Problem details:
Take every line that has the string "text" and copy it out.
##### Recorded information #####
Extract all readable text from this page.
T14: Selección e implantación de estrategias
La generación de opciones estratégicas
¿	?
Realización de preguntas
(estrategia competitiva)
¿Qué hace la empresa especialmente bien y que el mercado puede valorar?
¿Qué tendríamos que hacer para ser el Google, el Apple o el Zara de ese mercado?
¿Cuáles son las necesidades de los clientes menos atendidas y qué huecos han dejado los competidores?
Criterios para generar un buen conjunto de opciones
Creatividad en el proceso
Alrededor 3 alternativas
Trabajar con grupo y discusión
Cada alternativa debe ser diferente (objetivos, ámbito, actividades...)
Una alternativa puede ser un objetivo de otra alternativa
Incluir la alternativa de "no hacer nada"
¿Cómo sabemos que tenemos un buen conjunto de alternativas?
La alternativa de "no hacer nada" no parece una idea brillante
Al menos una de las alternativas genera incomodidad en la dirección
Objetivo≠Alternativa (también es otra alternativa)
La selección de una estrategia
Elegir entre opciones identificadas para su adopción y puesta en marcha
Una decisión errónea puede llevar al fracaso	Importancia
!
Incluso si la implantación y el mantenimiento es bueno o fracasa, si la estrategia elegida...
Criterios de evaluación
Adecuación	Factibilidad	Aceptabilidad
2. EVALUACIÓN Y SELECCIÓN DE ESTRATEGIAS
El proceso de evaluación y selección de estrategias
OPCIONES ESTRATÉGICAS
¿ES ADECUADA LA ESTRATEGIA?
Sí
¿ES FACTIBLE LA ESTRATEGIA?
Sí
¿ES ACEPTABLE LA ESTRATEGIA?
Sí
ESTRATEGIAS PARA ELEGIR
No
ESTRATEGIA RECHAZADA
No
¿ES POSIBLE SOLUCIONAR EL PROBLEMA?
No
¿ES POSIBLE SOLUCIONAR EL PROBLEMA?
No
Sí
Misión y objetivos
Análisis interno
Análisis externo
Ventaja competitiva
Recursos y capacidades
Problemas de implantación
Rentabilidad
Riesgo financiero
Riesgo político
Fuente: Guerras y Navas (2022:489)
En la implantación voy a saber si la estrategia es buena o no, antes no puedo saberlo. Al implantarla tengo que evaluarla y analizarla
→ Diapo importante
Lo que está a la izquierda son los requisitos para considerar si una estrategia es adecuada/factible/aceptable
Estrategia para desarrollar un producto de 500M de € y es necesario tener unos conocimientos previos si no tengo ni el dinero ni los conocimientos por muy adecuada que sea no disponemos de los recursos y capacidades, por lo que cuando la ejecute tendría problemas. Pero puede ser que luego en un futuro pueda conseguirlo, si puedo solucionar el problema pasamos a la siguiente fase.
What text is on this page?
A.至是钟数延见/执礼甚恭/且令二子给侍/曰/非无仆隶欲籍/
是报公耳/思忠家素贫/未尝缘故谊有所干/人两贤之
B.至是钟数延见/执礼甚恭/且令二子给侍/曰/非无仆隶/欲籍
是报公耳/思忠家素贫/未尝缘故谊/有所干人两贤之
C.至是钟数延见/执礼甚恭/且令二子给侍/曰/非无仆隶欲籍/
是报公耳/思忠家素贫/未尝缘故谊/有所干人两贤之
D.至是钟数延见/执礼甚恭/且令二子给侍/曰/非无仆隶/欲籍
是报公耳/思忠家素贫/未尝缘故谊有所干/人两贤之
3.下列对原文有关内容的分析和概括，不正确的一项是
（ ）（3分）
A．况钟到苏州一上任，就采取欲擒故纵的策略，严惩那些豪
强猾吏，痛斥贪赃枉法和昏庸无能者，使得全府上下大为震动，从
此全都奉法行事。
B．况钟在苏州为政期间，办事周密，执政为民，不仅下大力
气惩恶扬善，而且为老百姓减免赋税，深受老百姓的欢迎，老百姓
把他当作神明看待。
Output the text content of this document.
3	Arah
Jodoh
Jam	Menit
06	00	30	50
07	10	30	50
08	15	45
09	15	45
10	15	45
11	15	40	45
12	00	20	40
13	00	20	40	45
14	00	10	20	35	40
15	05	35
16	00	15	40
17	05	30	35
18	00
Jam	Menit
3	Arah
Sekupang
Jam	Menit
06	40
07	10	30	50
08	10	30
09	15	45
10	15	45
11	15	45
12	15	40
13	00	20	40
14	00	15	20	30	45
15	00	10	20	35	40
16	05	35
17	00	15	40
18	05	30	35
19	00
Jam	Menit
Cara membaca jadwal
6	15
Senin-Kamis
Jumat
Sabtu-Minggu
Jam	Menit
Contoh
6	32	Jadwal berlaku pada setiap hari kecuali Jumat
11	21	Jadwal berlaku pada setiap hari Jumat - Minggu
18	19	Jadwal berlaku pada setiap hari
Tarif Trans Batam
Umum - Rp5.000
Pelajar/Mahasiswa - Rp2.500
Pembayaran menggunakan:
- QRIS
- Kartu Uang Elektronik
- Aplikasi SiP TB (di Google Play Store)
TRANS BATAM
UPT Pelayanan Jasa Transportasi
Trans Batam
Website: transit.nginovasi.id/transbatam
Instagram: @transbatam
#####
##### Recorded information #####
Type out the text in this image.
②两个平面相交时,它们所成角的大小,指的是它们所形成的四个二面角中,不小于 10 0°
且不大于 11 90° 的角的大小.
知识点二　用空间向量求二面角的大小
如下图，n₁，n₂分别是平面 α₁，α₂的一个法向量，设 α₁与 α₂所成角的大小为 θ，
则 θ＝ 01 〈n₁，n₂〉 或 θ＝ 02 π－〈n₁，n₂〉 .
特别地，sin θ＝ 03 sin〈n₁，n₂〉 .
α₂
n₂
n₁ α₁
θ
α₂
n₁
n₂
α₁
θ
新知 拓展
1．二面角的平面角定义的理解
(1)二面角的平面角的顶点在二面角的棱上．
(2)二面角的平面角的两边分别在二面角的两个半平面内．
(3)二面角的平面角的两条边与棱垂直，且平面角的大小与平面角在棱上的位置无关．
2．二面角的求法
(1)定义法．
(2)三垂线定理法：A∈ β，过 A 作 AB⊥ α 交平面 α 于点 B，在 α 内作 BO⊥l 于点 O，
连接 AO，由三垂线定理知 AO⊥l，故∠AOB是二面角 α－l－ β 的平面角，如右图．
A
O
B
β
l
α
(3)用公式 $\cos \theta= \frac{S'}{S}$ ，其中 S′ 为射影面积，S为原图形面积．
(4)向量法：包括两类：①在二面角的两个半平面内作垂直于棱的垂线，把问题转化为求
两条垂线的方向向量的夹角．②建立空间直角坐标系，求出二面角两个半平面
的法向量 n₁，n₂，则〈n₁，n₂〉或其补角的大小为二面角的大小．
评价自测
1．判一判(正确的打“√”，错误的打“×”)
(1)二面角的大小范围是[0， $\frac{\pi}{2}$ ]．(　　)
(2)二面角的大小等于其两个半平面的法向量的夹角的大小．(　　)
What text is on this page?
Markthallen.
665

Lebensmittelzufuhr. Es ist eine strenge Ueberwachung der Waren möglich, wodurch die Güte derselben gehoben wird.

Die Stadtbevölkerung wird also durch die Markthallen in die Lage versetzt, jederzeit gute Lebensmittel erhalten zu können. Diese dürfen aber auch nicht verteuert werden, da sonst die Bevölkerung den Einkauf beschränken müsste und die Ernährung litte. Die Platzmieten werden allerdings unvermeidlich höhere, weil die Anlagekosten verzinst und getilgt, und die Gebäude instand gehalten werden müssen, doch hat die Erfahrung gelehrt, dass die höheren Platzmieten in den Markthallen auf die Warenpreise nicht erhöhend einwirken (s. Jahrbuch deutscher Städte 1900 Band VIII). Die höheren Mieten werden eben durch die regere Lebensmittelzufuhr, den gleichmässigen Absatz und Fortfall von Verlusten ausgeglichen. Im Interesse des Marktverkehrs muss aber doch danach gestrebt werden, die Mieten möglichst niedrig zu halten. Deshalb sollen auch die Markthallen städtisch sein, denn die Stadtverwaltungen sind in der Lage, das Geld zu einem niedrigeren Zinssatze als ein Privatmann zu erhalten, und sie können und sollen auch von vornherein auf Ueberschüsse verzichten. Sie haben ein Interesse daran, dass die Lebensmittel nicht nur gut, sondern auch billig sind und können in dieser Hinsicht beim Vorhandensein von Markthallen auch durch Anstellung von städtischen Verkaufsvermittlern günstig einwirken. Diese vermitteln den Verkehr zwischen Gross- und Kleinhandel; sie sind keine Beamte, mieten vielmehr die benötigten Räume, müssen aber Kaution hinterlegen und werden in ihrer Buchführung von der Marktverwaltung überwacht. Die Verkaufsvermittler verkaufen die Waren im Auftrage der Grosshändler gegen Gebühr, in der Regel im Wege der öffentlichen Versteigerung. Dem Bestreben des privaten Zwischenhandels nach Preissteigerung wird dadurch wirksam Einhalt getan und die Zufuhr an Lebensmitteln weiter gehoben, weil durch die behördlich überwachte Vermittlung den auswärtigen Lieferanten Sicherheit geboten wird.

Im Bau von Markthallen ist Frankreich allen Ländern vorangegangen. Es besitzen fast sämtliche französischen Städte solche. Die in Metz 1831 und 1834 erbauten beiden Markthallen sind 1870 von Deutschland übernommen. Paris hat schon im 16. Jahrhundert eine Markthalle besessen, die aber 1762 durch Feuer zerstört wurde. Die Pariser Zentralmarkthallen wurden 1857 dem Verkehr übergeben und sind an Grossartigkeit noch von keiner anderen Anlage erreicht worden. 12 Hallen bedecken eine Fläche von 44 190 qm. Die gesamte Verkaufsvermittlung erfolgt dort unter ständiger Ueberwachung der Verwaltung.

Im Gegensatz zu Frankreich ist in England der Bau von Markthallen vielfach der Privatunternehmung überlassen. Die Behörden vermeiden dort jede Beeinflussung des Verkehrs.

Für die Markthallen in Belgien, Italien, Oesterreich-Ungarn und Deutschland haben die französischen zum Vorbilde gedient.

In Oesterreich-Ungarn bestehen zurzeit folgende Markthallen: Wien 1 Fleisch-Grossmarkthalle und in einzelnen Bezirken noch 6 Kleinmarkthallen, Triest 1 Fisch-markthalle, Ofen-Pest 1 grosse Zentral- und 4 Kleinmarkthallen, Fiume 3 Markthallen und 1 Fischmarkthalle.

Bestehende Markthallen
#####
Worked answer:
Extract all readable text from this page.
What text is on this page?
Output the text content of this document.
Type out the text in this image.
What text is on this page?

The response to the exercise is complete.